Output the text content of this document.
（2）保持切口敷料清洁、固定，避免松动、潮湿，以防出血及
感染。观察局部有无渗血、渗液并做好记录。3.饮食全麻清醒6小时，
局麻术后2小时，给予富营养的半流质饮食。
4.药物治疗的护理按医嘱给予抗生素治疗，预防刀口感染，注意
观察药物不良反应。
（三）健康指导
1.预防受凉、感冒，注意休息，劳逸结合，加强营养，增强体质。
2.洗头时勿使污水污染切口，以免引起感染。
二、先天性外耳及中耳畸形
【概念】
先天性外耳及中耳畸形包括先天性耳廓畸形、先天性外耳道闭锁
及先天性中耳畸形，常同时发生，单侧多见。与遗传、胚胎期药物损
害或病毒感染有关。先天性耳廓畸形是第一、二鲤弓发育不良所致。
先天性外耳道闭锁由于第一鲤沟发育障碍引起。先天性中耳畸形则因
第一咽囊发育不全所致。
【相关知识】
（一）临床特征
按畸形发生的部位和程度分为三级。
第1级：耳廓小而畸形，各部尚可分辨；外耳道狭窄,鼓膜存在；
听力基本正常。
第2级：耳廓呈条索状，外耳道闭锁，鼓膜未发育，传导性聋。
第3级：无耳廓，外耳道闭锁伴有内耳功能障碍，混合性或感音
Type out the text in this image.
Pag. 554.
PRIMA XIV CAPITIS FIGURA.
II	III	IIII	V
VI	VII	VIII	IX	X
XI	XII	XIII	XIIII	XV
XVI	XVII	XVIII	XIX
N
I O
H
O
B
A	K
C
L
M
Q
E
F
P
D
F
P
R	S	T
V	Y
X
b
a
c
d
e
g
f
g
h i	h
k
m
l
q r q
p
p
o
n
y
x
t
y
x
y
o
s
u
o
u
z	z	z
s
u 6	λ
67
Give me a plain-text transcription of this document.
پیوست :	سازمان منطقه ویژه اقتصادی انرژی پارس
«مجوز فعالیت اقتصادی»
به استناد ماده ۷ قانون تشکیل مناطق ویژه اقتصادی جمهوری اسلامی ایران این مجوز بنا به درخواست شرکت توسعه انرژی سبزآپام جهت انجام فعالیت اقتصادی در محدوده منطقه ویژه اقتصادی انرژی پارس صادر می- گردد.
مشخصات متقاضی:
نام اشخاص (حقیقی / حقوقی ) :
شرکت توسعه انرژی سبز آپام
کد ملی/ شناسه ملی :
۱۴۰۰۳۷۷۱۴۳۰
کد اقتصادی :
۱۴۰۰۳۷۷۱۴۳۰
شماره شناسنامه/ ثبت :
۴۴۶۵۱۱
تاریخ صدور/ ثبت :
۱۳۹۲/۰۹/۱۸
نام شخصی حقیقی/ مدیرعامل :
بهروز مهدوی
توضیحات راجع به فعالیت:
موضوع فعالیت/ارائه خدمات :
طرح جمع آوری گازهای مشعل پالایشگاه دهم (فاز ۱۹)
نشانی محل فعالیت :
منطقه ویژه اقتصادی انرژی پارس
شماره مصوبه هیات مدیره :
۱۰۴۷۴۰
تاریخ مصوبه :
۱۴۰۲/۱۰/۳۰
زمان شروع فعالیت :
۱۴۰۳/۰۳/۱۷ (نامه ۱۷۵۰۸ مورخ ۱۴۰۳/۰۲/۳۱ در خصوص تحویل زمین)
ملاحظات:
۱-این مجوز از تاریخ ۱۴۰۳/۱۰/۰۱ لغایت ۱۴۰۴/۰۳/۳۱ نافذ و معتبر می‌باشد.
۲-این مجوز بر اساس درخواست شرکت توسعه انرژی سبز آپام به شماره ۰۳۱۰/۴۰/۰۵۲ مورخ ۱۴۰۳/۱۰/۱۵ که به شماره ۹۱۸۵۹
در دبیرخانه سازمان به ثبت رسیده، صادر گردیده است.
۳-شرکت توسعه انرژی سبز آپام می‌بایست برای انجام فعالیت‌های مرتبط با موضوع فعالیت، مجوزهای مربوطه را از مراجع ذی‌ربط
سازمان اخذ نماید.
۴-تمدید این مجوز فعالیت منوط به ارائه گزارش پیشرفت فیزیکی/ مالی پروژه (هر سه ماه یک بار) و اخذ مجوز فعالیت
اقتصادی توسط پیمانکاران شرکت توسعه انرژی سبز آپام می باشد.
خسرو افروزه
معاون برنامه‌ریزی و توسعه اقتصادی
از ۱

##########

• _What to produce_:
Check each line of the records above for "انجام", and copy those that have it.

• _The reply_:
به استناد ماده ۷ قانون تشکیل مناطق ویژه اقتصادی جمهوری اسلامی ایران این مجوز بنا به درخواست شرکت توسعه انرژی سبزآپام جهت انجام فعالیت اقتصادی در محدوده منطقه ویژه اقتصادی انرژی پارس صادر می- گردد.
۳-شرکت توسعه انرژی سبز آپام می‌بایست برای انجام فعالیت‌های مرتبط با موضوع فعالیت، مجوزهای مربوطه را از مراجع ذی‌ربط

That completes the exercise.